──────── Raw data ────────

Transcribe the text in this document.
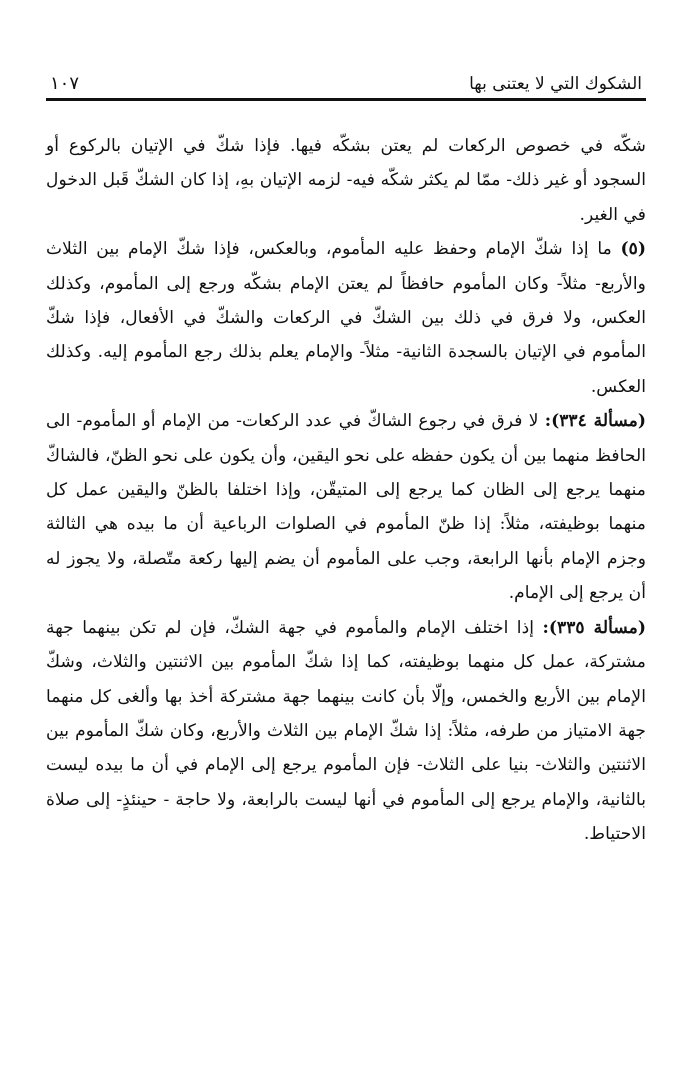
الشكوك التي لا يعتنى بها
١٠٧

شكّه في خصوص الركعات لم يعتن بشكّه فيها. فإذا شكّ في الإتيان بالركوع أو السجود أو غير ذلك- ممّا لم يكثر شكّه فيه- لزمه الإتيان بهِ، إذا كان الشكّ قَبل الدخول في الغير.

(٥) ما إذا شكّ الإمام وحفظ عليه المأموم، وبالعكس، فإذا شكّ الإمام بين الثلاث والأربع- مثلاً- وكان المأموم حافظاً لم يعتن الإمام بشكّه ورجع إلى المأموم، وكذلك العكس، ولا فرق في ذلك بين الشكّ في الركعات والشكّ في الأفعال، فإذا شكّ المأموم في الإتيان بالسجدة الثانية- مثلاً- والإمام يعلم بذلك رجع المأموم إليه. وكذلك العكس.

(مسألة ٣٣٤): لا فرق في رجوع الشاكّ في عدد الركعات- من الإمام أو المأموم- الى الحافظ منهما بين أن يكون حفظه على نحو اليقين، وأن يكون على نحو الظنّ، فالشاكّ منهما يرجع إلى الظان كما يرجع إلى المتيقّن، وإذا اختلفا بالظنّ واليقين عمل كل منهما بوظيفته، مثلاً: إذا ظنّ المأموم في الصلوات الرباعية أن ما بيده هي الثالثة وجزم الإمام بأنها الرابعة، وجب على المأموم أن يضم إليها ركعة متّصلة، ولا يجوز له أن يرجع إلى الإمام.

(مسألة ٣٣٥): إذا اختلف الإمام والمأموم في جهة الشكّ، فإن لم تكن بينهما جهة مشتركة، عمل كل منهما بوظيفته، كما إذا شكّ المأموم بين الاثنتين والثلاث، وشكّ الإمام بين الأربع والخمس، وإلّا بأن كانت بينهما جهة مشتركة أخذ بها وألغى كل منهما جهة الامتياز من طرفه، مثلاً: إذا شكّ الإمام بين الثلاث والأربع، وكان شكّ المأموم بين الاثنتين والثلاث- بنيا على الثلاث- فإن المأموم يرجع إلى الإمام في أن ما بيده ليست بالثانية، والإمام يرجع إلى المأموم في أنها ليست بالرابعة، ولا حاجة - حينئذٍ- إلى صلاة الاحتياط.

────────
──────── Raw data ────────

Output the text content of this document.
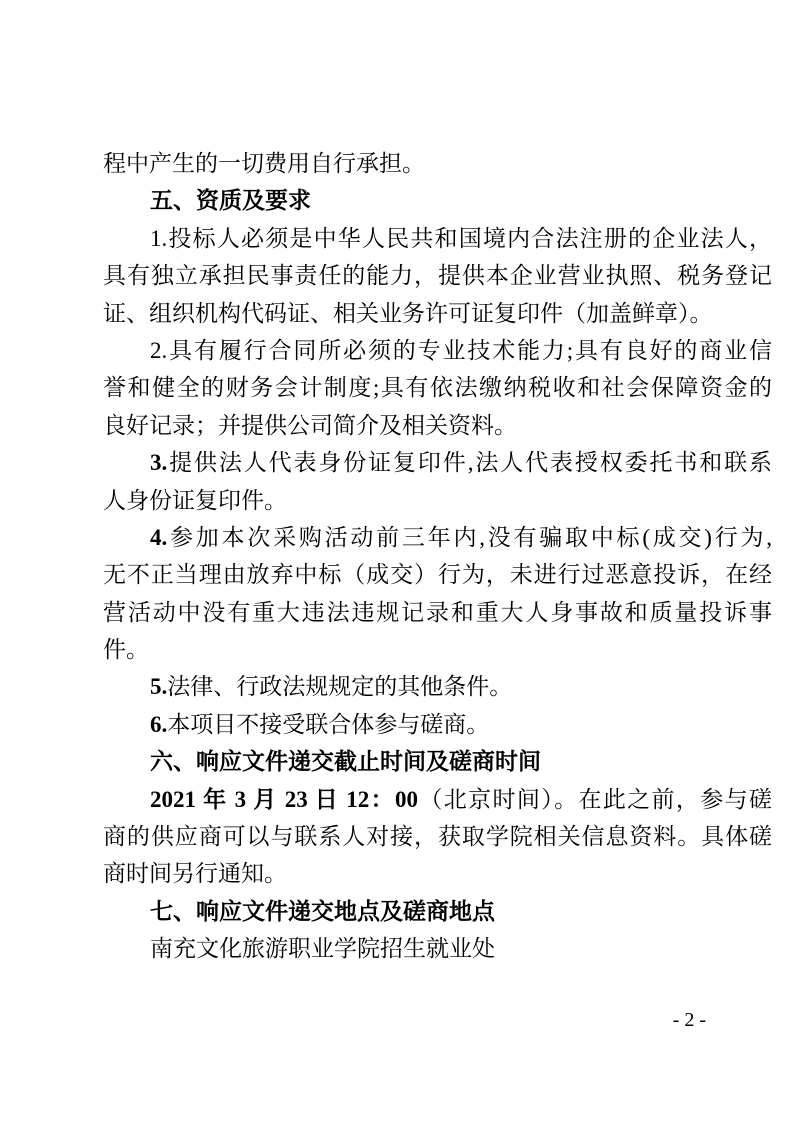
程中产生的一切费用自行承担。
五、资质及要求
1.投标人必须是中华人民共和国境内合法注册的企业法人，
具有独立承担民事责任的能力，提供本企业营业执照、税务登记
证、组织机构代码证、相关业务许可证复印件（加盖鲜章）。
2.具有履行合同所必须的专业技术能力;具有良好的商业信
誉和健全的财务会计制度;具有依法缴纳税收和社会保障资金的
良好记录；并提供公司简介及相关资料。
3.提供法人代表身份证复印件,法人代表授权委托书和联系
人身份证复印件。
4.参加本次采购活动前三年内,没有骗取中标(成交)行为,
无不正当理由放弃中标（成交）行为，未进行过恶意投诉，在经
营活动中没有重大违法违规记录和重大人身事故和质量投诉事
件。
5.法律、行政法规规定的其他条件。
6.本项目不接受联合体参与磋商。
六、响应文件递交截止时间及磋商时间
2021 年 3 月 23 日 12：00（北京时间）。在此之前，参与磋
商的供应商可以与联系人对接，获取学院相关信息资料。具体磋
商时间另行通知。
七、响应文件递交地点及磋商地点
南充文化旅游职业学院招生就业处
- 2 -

────────

> [Given task]
Pick out and copy every line that contains the word "document".

> [Answer for this exercise]
Transcribe the text in this document.
Output the text content of this document.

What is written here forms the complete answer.